• [Passage]
** start **

Though the historiography on Parnell is substantial (e.g. [Boyce and O’Day 1991]; [Travers and McCartney 2013]), his speeches – the main primary sources for accessing both his thinking and strategies – have never been collected or edited. Though they have been frequently cited, they have not been systematically studied and have often been quoted selectively from newspaper reports which have been considered to be at best biased and sometimes tendentious. In 2020 we secured a Cambridge Humanities Research Grant to remedy this situation by working towards the first critical edition of Parnell’s speeches.
If Parnell kept drafts of his speeches we do not have them, and our sources consist of multiple reports made by the newspapers that recorded his words and commented on them. One of the core questions in working towards an edition was whether it would be possible to use automated methods on these fragmentary sources to reconstruct what Parnell actually said in his speeches. We were also interested in how the reports varied, and what that variation might tell us about the practices and biases of the journalists who wrote them and the newspapers which published them. This article discusses the use of two digital tools in our attempts to answer these research questions: CollateX, which was designed by digital humanities practitioners for the comparison of textual variants, and SBERT Sentence Transformers, which establishes levels of similarity between texts.

** end **

• [Stored rows]
** start **

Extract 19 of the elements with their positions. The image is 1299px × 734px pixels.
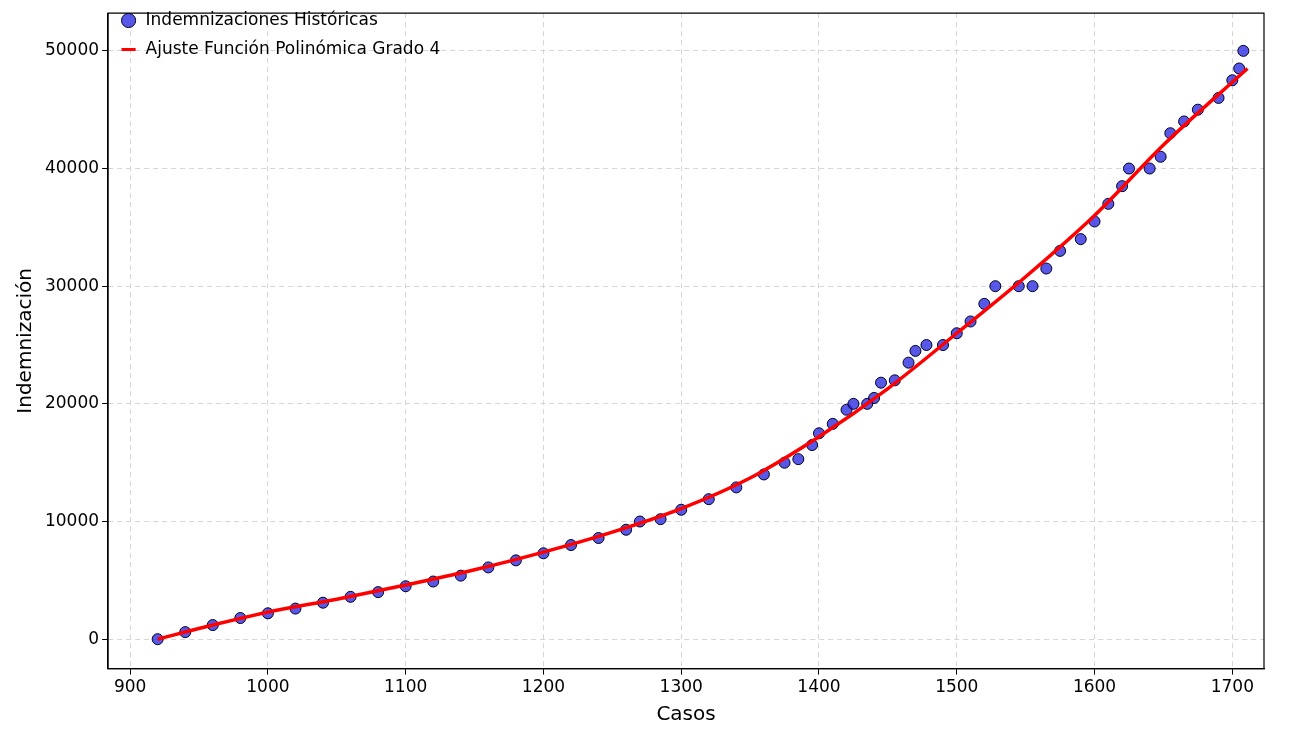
x-tick-label: 1100	[384, 676, 428, 697]
legend-label: Ajuste Función Polinómica Grado 4	[145, 37, 441, 58]
y-tick-label: 50000	[44, 39, 100, 60]
y-tick-label: 40000	[44, 156, 100, 177]
x-axis-title: Casos	[656, 701, 716, 726]
x-tick-label: 1600	[1072, 676, 1117, 697]
x-tick-label: 1300	[659, 676, 703, 697]
y-tick-label: 30000	[44, 274, 100, 295]
x-tick-label: 1000	[246, 676, 290, 697]
y-axis-title: Indemnización	[12, 268, 37, 414]
x-tick-label: 1200	[521, 676, 566, 697]
y-tick-label: 10000	[44, 509, 100, 530]
y-tick-label: 20000	[44, 392, 100, 413]
y-tick-label: 0	[88, 627, 100, 648]
x-tick-label: 900	[113, 676, 147, 697]
x-tick-label: 1500	[935, 676, 979, 697]
legend-label: Indemnizaciones Históricas	[145, 8, 378, 29]
x-tick-label: 1700	[1210, 676, 1254, 697]
x-tick-label: 1400	[797, 676, 841, 697]
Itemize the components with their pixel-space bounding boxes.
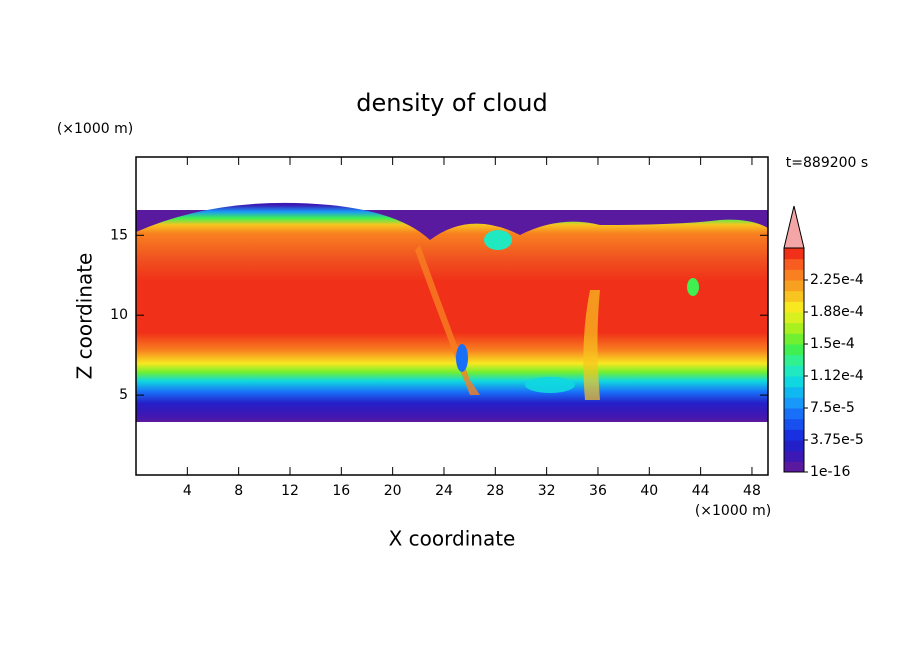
annotation: t=889200 s [786,155,868,171]
plot-frame [135,156,769,476]
colorbar-extend [783,205,805,249]
field-feature [484,230,512,250]
colorbar-tick-label: 1.88e-4 [810,304,864,320]
colorbar-band [784,344,804,356]
colorbar-tick-label: 3.75e-5 [810,432,864,448]
colorbar-frame [783,247,805,473]
colorbar-band [784,450,804,462]
x-tick-label: 8 [234,483,243,499]
x-axis-label: X coordinate [389,527,516,551]
x-unit: (×1000 m) [695,503,771,519]
y-tick-label: 5 [119,387,128,403]
colorbar-tick-label: 7.5e-5 [810,400,855,416]
colorbar-tick-label: 2.25e-4 [810,272,864,288]
x-tick-label: 36 [589,483,607,499]
x-tick-label: 40 [640,483,658,499]
colorbar-band [784,333,804,345]
x-tick-label: 28 [486,483,504,499]
colorbar-band [784,386,804,398]
chart-title: density of cloud [356,89,547,117]
x-tick-label: 44 [692,483,710,499]
colorbar-band [784,418,804,430]
x-tick-label: 48 [743,483,761,499]
colorbar-band [784,248,804,260]
colorbar-band [784,322,804,334]
colorbar-band [784,408,804,420]
contour-field [136,202,768,422]
y-unit: (×1000 m) [57,121,133,137]
x-tick-label: 24 [435,483,453,499]
colorbar-band [784,290,804,302]
y-tick-label: 10 [110,307,128,323]
field-feature [525,377,575,393]
x-tick-label: 20 [384,483,402,499]
colorbar-band [784,429,804,441]
y-axis-label: Z coordinate [73,253,97,380]
x-tick-label: 32 [538,483,556,499]
colorbar-band [784,301,804,313]
colorbar-band [784,269,804,281]
colorbar-band [784,376,804,388]
colorbar-band [784,365,804,377]
colorbar-band [784,312,804,324]
field-body [136,202,768,420]
colorbar-tick-label: 1.12e-4 [810,368,864,384]
field-feature [583,290,600,400]
field-feature [456,344,468,372]
y-tick-label: 15 [110,227,128,243]
field-feature [415,245,480,395]
colorbar-tick-label: 1.5e-4 [810,336,855,352]
colorbar-band [784,354,804,366]
colorbar-band [784,397,804,409]
x-tick-label: 4 [183,483,192,499]
colorbar-tick-label: 1e-16 [810,464,850,480]
x-tick-label: 16 [332,483,350,499]
colorbar-band [784,440,804,452]
colorbar-band [784,258,804,270]
colorbar-band [784,461,804,473]
field-feature [687,278,699,296]
x-tick-label: 12 [281,483,299,499]
colorbar-band [784,280,804,292]
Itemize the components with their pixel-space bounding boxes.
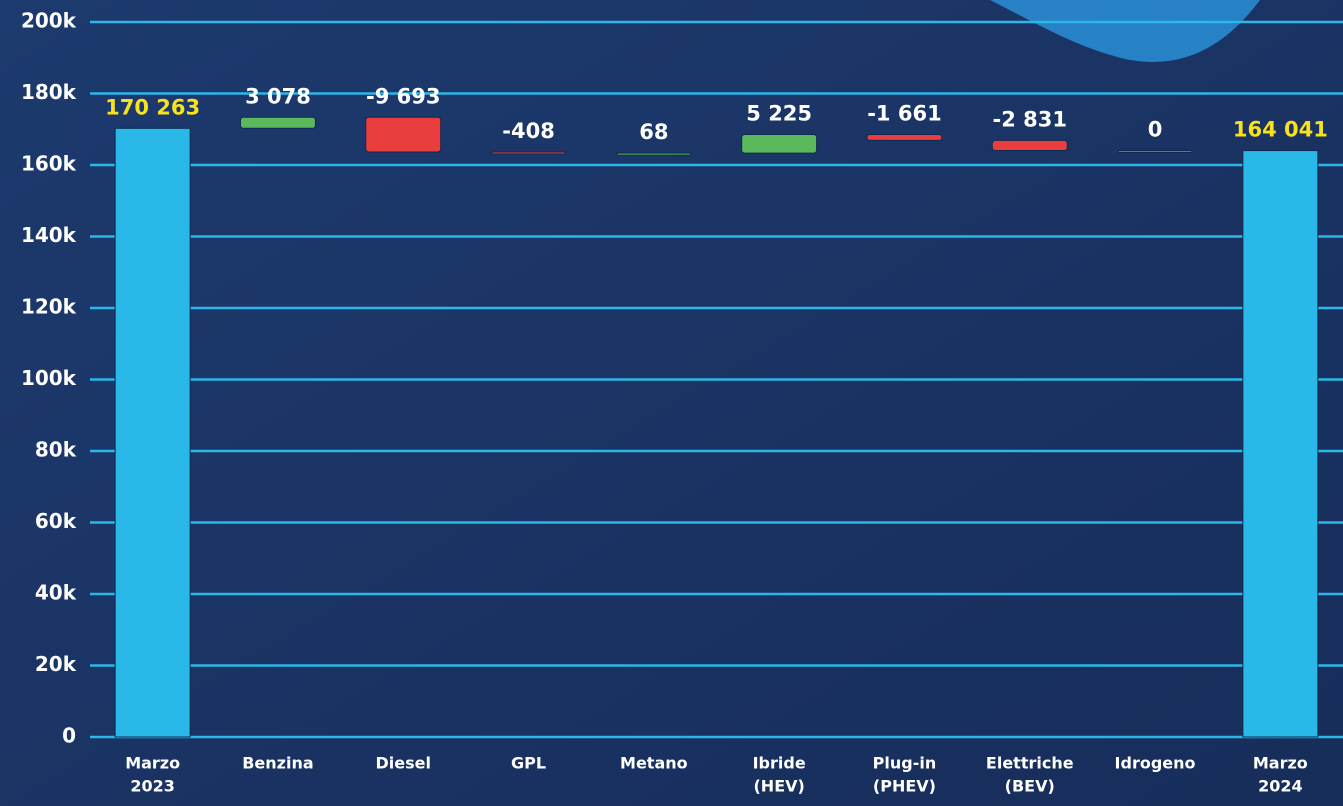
change-bar: [491, 152, 566, 154]
x-tick-label: Marzo: [125, 754, 180, 773]
value-label: -2 831: [993, 107, 1067, 131]
y-tick-label: 40k: [35, 581, 77, 605]
x-tick-label: Idrogeno: [1115, 754, 1196, 773]
y-tick-label: 80k: [35, 438, 77, 462]
y-tick-label: 200k: [21, 9, 77, 33]
x-tick-label: (PHEV): [873, 777, 936, 796]
x-tick-label: Diesel: [376, 754, 431, 773]
x-tick-label: 2023: [130, 777, 175, 796]
value-label: -9 693: [366, 84, 440, 108]
y-tick-label: 160k: [21, 152, 77, 176]
change-bar: [616, 153, 691, 155]
value-label: 170 263: [105, 95, 200, 119]
x-tick-label: Ibride: [753, 754, 806, 773]
x-tick-label: (BEV): [1005, 777, 1055, 796]
value-label: 68: [639, 120, 668, 144]
value-label: -1 661: [867, 101, 941, 125]
change-bar: [992, 140, 1067, 150]
x-tick-label: Elettriche: [986, 754, 1074, 773]
x-tick-label: Plug-in: [873, 754, 937, 773]
x-tick-label: (HEV): [753, 777, 804, 796]
x-tick-label: Benzina: [242, 754, 313, 773]
x-tick-label: 2024: [1258, 777, 1303, 796]
chart: 0 20k 40k 60k 80k 100k 120k 140k 160k 180k 200k 170…: [0, 0, 1343, 806]
y-tick-label: 60k: [35, 509, 77, 533]
value-label: 164 041: [1233, 118, 1328, 142]
x-tick-label: GPL: [511, 754, 546, 773]
value-label: -408: [502, 119, 555, 143]
y-tick-label: 140k: [21, 223, 77, 247]
change-bar: [240, 117, 315, 128]
y-tick-label: 100k: [21, 366, 77, 390]
change-bar: [366, 117, 441, 152]
value-label: 0: [1148, 118, 1163, 142]
change-bar: [742, 134, 817, 153]
y-tick-label: 20k: [35, 652, 77, 676]
background: [0, 0, 1343, 806]
y-tick-label: 0: [62, 724, 76, 748]
y-tick-label: 120k: [21, 295, 77, 319]
total-bar: [115, 128, 190, 737]
value-label: 5 225: [746, 101, 812, 125]
page: {"chart_data": {"type": "waterfall", "ca…: [0, 0, 1343, 806]
value-label: 3 078: [245, 84, 311, 108]
total-bar: [1243, 151, 1318, 737]
change-bar: [1118, 151, 1193, 153]
change-bar: [867, 134, 942, 140]
x-tick-label: Metano: [620, 754, 688, 773]
y-tick-label: 180k: [21, 80, 77, 104]
x-tick-label: Marzo: [1253, 754, 1308, 773]
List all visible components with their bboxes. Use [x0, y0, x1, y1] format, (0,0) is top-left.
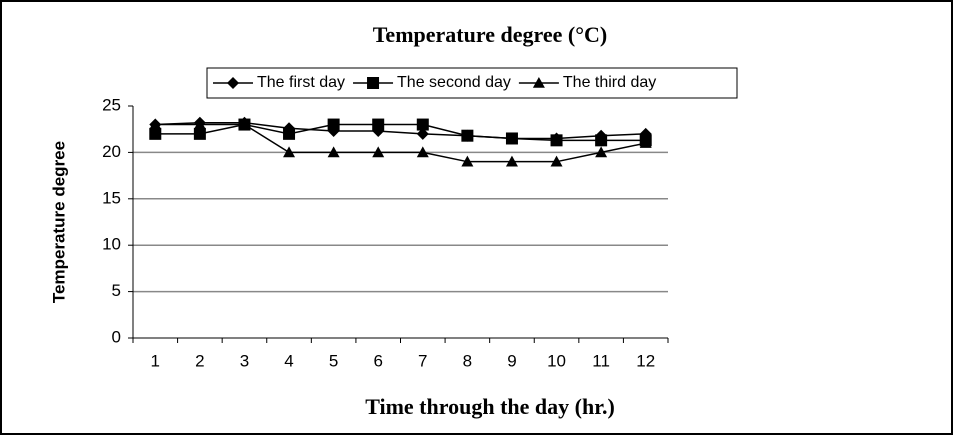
marker — [595, 146, 608, 158]
marker — [550, 134, 563, 147]
marker — [367, 77, 380, 89]
marker — [372, 118, 385, 131]
marker — [416, 146, 429, 158]
x-tick-label: 10 — [547, 351, 566, 370]
marker — [283, 146, 296, 158]
y-axis-label: Temperature degree — [49, 141, 68, 303]
x-tick-label: 11 — [592, 351, 610, 370]
y-tick-label: 10 — [102, 235, 121, 254]
x-tick-label: 9 — [507, 351, 516, 370]
marker — [149, 127, 162, 140]
y-tick-label: 15 — [102, 188, 121, 207]
marker — [193, 127, 206, 140]
marker — [372, 146, 385, 158]
marker — [416, 118, 429, 131]
legend-label: The third day — [563, 74, 656, 91]
y-tick-label: 0 — [112, 327, 121, 346]
line — [155, 121, 646, 140]
marker — [595, 134, 608, 147]
legend-label: The second day — [397, 74, 511, 91]
x-tick-label: 6 — [373, 351, 382, 370]
marker — [416, 127, 429, 140]
y-tick-label: 20 — [102, 142, 121, 161]
chart-title: Temperature degree (°C) — [373, 22, 607, 47]
marker — [327, 146, 340, 158]
x-tick-label: 1 — [151, 351, 160, 370]
marker — [149, 118, 162, 130]
marker — [505, 132, 518, 145]
marker — [238, 118, 251, 130]
x-tick-label: 3 — [240, 351, 249, 370]
x-tick-label: 2 — [195, 351, 204, 370]
marker — [461, 155, 474, 167]
x-axis-label: Time through the day (hr.) — [365, 394, 615, 419]
marker — [550, 155, 563, 167]
x-tick-label: 7 — [418, 351, 427, 370]
marker — [283, 127, 296, 140]
line — [155, 123, 646, 163]
marker — [327, 118, 340, 131]
y-tick-label: 5 — [112, 281, 121, 300]
legend-label: The first day — [257, 74, 345, 91]
marker — [461, 129, 474, 142]
x-tick-label: 8 — [463, 351, 472, 370]
line — [155, 123, 646, 142]
marker — [532, 77, 545, 88]
y-tick-label: 25 — [102, 95, 121, 114]
marker — [227, 77, 239, 89]
x-tick-label: 5 — [329, 351, 338, 370]
x-tick-label: 4 — [284, 351, 293, 370]
marker — [505, 155, 518, 167]
x-tick-label: 12 — [636, 351, 655, 370]
marker — [639, 137, 652, 148]
legend-box — [206, 67, 738, 99]
marker — [193, 118, 206, 130]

** end **

• [Work to complete] In the passage about Parnell's speeches above, reproduce word for word the part that begins with "Though the historiography" and ends with "of Parnell’s speeches.".

• [Task result]
Though the historiography on Parnell is substantial (e.g. [Boyce and O’Day 1991]; [Travers and McCartney 2013]), his speeches – the main primary sources for accessing both his thinking and strategies – have never been collected or edited. Though they have been frequently cited, they have not been systematically studied and have often been quoted selectively from newspaper reports which have been considered to be at best biased and sometimes tendentious. In 2020 we secured a Cambridge Humanities Research Grant to remedy this situation by working towards the first critical edition of Parnell’s speeches.